§ PROBLEM DETAILS:
Collect the lines of the entries where "ассигнования" shows up.

-- SOURCE MATERIAL start --

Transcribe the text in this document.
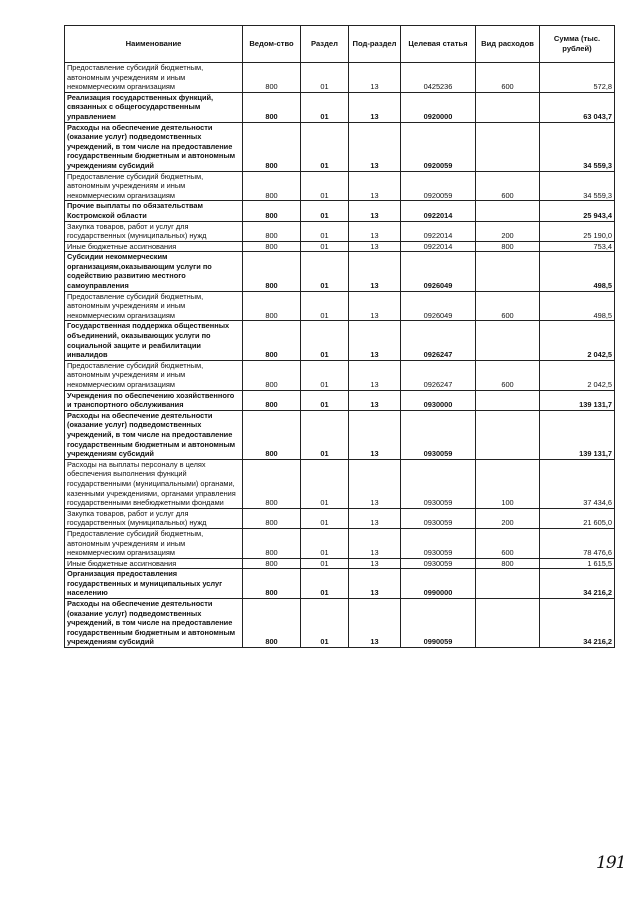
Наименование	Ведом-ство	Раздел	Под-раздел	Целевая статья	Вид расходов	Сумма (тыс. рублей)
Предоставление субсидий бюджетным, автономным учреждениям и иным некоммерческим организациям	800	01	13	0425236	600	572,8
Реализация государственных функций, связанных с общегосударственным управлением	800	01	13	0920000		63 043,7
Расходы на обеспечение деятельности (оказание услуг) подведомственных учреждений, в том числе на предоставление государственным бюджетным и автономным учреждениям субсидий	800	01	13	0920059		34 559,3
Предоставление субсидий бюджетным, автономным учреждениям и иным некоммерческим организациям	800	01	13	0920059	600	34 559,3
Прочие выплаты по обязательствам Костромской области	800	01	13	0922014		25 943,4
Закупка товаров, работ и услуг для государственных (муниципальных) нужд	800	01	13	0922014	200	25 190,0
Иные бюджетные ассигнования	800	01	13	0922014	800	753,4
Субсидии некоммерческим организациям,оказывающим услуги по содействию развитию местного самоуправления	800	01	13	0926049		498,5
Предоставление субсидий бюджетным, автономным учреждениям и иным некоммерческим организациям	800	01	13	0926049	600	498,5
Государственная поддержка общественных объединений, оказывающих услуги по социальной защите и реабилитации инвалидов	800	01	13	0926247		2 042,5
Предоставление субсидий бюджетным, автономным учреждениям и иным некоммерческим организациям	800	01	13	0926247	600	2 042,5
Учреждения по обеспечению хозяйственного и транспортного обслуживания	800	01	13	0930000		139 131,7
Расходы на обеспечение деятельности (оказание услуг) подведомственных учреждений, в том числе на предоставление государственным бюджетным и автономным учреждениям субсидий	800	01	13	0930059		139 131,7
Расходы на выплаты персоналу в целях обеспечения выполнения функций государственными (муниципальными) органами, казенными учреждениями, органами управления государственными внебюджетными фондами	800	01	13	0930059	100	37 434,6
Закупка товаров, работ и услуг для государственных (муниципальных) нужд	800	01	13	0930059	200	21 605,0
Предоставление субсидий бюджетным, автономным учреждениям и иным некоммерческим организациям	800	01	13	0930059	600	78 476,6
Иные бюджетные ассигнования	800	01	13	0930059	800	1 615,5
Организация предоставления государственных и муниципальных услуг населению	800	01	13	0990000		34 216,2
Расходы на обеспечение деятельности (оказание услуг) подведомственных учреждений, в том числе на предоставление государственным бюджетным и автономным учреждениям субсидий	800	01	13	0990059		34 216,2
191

-- SOURCE MATERIAL end --
-- SOURCE MATERIAL start --

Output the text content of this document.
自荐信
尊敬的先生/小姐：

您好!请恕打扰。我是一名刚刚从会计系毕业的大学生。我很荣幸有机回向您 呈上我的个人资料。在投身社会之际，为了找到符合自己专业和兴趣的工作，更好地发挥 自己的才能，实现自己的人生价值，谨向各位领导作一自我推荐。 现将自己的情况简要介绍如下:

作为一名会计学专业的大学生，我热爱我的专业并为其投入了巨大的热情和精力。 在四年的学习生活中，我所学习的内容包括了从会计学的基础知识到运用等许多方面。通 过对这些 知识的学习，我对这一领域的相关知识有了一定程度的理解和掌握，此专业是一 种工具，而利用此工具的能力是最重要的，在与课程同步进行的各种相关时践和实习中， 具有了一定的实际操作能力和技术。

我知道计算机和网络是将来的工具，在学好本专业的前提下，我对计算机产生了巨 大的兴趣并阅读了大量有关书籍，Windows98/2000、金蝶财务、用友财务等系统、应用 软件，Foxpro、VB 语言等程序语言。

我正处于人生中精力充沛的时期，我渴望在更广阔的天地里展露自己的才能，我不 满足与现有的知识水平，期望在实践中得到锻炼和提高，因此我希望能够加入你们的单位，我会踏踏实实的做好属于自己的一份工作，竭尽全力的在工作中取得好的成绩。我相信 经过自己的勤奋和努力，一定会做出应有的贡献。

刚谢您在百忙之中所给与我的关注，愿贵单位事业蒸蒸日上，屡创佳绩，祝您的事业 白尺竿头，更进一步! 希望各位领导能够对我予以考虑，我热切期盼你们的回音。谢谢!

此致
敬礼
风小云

-- SOURCE MATERIAL end --

§ THE COMPLETED TASK:
Иные бюджетные ассигнования	800	01	13	0922014	800	753,4
Иные бюджетные ассигнования	800	01	13	0930059	800	1 615,5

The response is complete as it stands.